WRITTEN PROBLEM - List each line in which the string "entre" appears.

◆ ◆ ◆

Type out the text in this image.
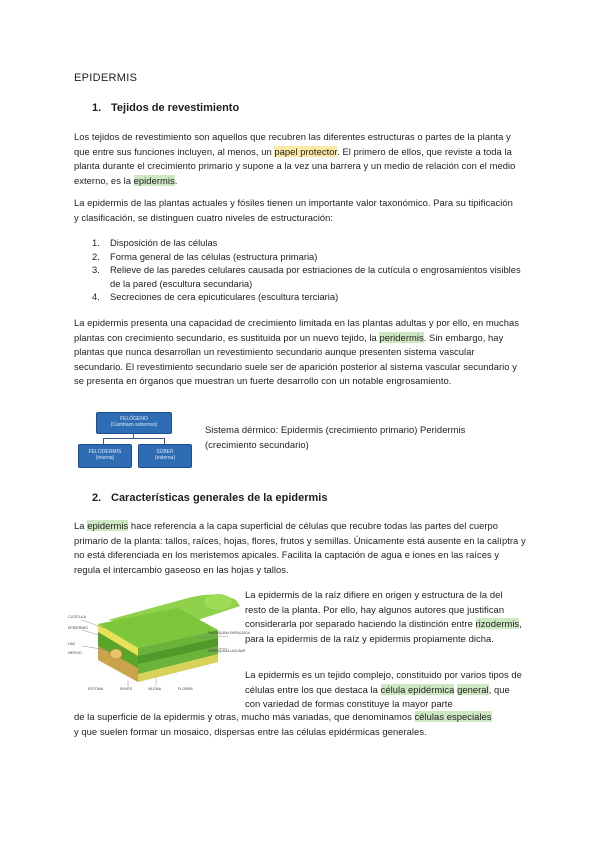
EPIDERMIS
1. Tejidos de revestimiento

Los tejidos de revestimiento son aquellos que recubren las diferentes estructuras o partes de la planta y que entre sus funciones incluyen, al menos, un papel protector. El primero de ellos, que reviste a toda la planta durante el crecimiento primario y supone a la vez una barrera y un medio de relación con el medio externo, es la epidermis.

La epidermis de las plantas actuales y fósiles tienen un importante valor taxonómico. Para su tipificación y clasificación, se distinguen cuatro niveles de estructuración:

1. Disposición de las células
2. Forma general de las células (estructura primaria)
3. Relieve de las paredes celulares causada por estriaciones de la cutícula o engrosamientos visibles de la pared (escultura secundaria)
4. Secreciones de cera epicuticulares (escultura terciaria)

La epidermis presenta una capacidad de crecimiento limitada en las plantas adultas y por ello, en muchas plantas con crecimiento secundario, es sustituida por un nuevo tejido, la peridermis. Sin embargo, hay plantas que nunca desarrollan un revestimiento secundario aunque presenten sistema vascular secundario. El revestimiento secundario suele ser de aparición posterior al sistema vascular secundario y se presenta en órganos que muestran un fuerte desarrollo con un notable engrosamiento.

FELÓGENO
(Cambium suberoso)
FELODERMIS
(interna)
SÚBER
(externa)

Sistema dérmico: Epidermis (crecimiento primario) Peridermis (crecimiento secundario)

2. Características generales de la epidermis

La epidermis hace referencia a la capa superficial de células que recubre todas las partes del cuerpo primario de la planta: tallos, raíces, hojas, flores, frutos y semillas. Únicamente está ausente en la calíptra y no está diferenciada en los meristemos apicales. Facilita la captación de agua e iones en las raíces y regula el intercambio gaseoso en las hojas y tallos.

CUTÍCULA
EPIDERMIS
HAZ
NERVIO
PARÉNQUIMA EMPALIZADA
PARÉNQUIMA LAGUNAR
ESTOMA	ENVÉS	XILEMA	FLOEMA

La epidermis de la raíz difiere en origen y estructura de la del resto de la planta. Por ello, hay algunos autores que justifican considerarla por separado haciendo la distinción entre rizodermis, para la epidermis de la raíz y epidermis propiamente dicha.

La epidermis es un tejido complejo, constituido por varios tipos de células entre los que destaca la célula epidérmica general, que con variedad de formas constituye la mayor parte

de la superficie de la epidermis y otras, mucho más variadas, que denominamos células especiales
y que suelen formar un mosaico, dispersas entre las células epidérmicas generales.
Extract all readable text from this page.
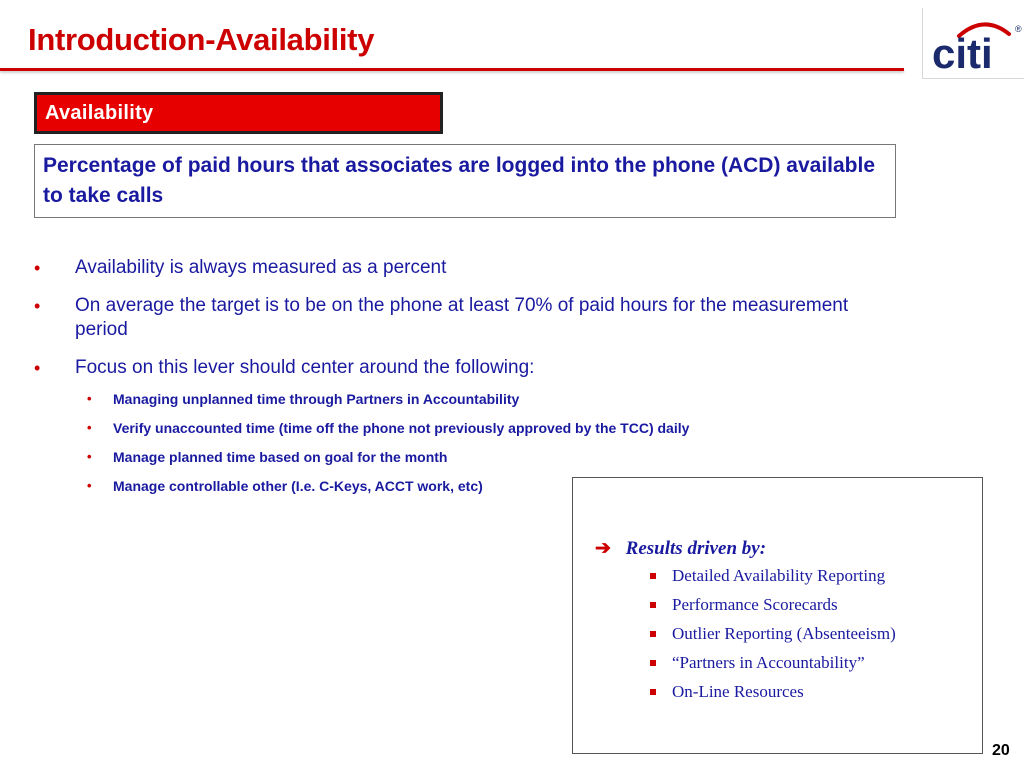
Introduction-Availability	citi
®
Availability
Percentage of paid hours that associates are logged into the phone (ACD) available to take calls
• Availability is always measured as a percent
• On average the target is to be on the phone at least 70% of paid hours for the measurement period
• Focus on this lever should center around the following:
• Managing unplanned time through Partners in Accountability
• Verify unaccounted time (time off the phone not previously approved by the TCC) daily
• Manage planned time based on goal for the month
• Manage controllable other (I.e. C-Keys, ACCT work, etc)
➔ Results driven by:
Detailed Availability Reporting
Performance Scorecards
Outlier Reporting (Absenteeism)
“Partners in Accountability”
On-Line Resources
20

◆ ◆ ◆

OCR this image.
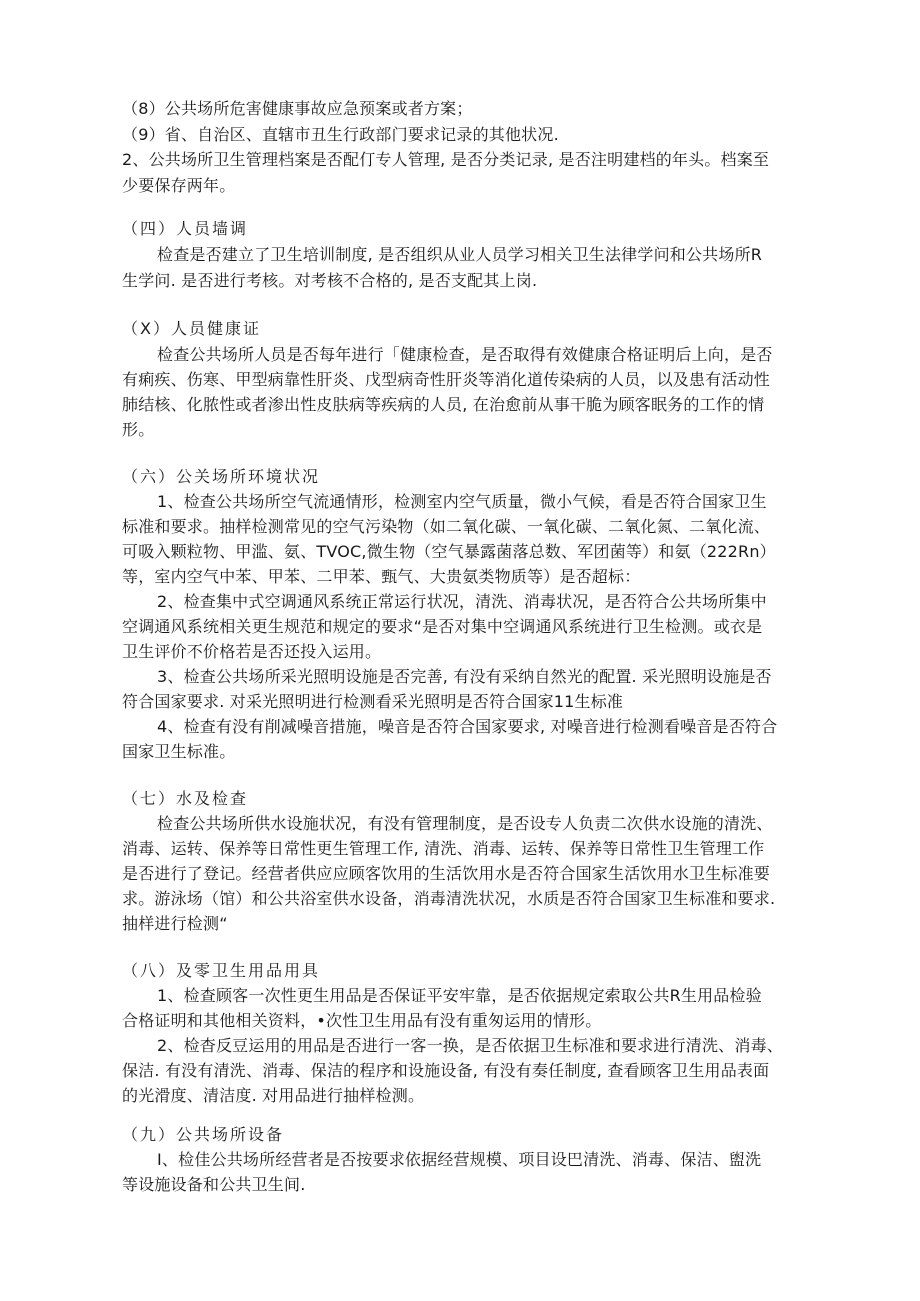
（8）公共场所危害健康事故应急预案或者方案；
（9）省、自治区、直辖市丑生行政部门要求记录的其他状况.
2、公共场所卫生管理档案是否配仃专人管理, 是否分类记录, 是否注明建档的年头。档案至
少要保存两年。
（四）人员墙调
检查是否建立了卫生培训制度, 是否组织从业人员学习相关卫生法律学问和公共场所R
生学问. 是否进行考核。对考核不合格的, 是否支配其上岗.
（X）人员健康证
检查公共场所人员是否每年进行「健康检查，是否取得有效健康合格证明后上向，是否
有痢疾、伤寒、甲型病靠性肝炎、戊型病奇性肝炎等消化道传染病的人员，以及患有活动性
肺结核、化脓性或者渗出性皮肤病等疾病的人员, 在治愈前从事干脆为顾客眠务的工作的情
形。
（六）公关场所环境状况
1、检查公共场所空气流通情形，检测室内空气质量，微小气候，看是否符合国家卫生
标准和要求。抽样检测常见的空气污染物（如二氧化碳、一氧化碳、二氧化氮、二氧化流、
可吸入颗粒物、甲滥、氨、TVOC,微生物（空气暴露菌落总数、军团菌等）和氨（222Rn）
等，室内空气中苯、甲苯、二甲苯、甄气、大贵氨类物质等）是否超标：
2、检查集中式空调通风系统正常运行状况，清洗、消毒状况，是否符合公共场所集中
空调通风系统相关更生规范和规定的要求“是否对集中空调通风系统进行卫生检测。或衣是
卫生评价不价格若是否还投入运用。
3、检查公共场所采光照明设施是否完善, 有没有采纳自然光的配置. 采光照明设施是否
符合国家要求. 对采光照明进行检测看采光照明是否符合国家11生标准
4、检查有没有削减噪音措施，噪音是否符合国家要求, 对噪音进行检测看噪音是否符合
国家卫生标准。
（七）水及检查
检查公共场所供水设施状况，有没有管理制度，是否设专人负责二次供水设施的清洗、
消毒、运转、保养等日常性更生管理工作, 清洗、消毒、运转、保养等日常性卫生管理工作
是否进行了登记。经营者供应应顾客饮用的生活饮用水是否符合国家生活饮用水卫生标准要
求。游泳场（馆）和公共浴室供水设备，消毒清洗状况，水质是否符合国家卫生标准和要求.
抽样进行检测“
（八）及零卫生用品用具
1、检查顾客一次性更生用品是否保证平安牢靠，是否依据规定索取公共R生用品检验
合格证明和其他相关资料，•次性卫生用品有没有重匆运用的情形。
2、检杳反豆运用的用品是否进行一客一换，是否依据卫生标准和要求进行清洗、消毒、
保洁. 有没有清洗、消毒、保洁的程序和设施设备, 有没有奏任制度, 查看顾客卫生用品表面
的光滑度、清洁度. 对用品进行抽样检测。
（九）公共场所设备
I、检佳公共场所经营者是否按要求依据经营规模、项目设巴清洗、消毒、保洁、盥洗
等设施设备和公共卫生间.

◆ ◆ ◆

OUTPUT FOR THIS EXERCISE -
Los tejidos de revestimiento son aquellos que recubren las diferentes estructuras o partes de la planta y que entre sus funciones incluyen, al menos, un papel protector. El primero de ellos, que reviste a toda la planta durante el crecimiento primario y supone a la vez una barrera y un medio de relación con el medio externo, es la epidermis.
La epidermis de la raíz difiere en origen y estructura de la del resto de la planta. Por ello, hay algunos autores que justifican considerarla por separado haciendo la distinción entre rizodermis, para la epidermis de la raíz y epidermis propiamente dicha.
La epidermis es un tejido complejo, constituido por varios tipos de células entre los que destaca la célula epidérmica general, que con variedad de formas constituye la mayor parte
y que suelen formar un mosaico, dispersas entre las células epidérmicas generales.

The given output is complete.